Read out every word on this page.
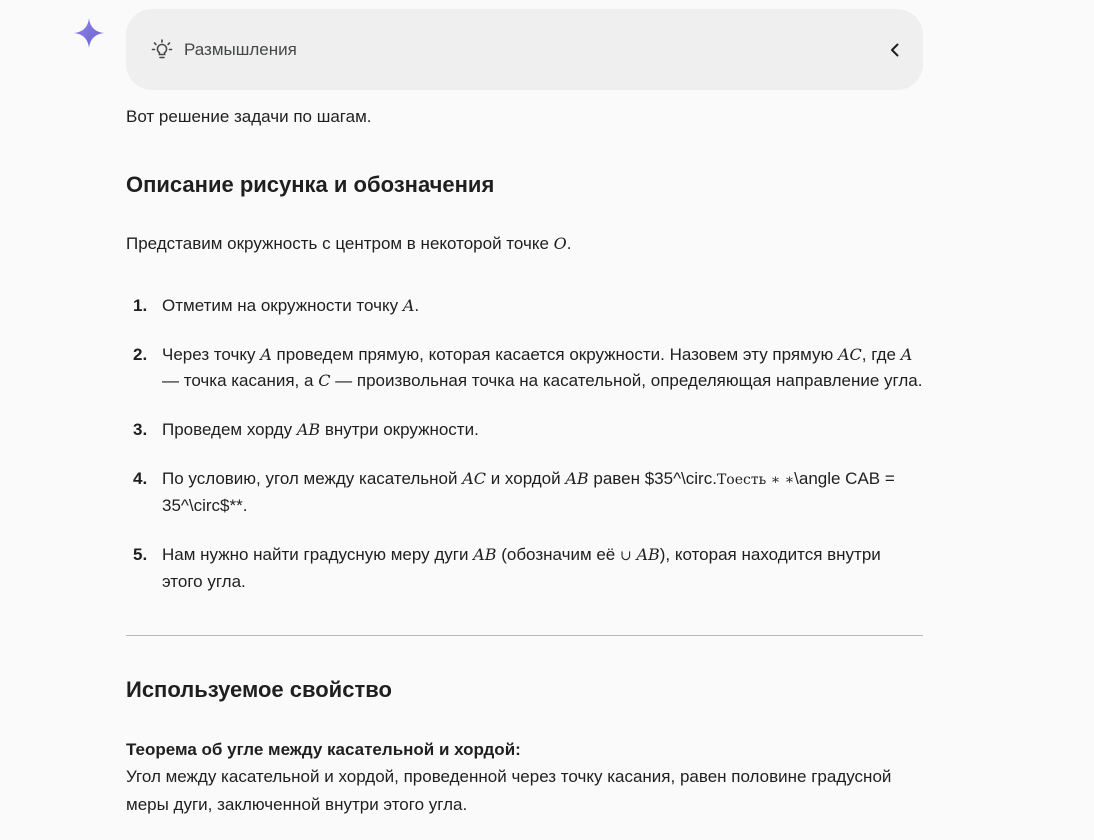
Размышления

Вот решение задачи по шагам.

Описание рисунка и обозначения

Представим окружность с центром в некоторой точке O.

1. Отметим на окружности точку A.
2. Через точку A проведем прямую, которая касается окружности. Назовем эту прямую AC, где A — точка касания, а C — произвольная точка на касательной, определяющая направление угла.
3. Проведем хорду AB внутри окружности.
4. По условию, угол между касательной AC и хордой AB равен $35^\circ.Тоесть ∗ ∗\angle CAB = 35^\circ$**.
5. Нам нужно найти градусную меру дуги AB (обозначим её ∪ AB), которая находится внутри этого угла.
Используемое свойство
Теорема об угле между касательной и хордой:

Угол между касательной и хордой, проведенной через точку касания, равен половине градусной меры дуги, заключенной внутри этого угла.
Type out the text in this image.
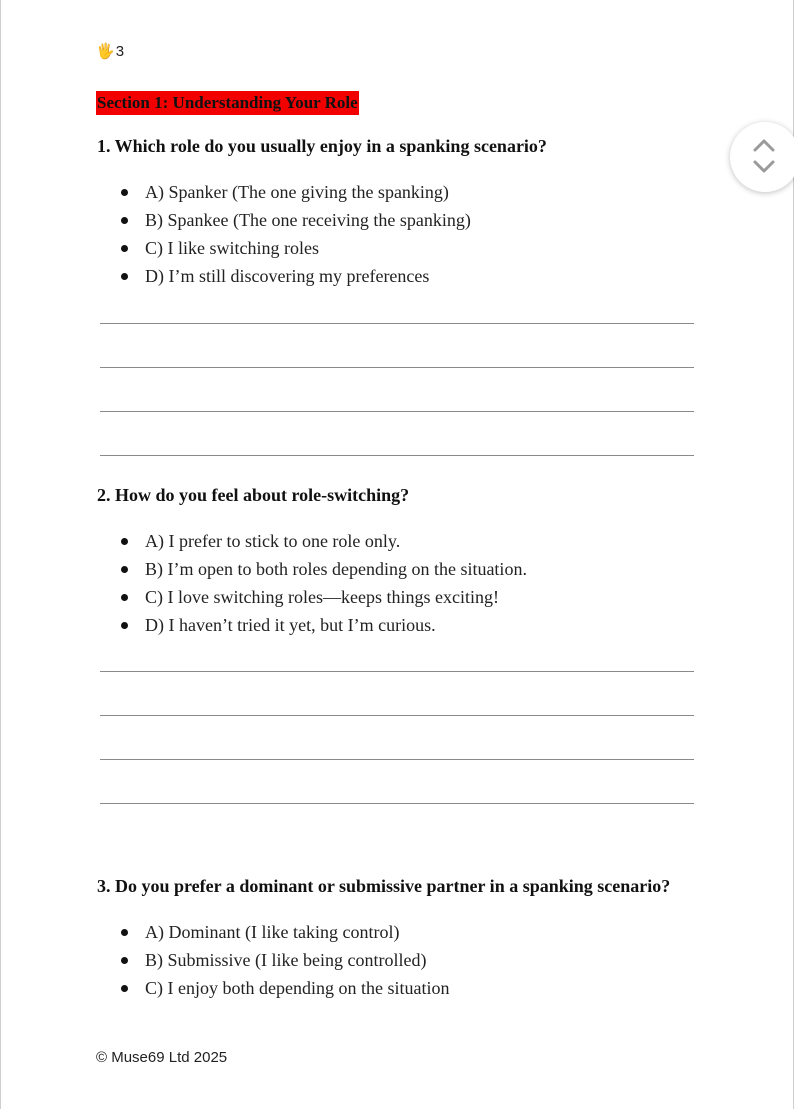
🖐3
Section 1: Understanding Your Role
1. Which role do you usually enjoy in a spanking scenario?
A) Spanker (The one giving the spanking)
B) Spankee (The one receiving the spanking)
C) I like switching roles
D) I’m still discovering my preferences
2. How do you feel about role-switching?
A) I prefer to stick to one role only.
B) I’m open to both roles depending on the situation.
C) I love switching roles—keeps things exciting!
D) I haven’t tried it yet, but I’m curious.
3. Do you prefer a dominant or submissive partner in a spanking scenario?
A) Dominant (I like taking control)
B) Submissive (I like being controlled)
C) I enjoy both depending on the situation
© Muse69 Ltd 2025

**Written instruction**
Only the lines from the one that contains "Type out the text in this image." to the end of the records, inclusive, are to be quoted exactly, with pictures excluded.

**Answer to this task**
Type out the text in this image.
🖐3
Section 1: Understanding Your Role
1. Which role do you usually enjoy in a spanking scenario?
A) Spanker (The one giving the spanking)
B) Spankee (The one receiving the spanking)
C) I like switching roles
D) I’m still discovering my preferences
2. How do you feel about role-switching?
A) I prefer to stick to one role only.
B) I’m open to both roles depending on the situation.
C) I love switching roles—keeps things exciting!
D) I haven’t tried it yet, but I’m curious.
3. Do you prefer a dominant or submissive partner in a spanking scenario?
A) Dominant (I like taking control)
B) Submissive (I like being controlled)
C) I enjoy both depending on the situation
© Muse69 Ltd 2025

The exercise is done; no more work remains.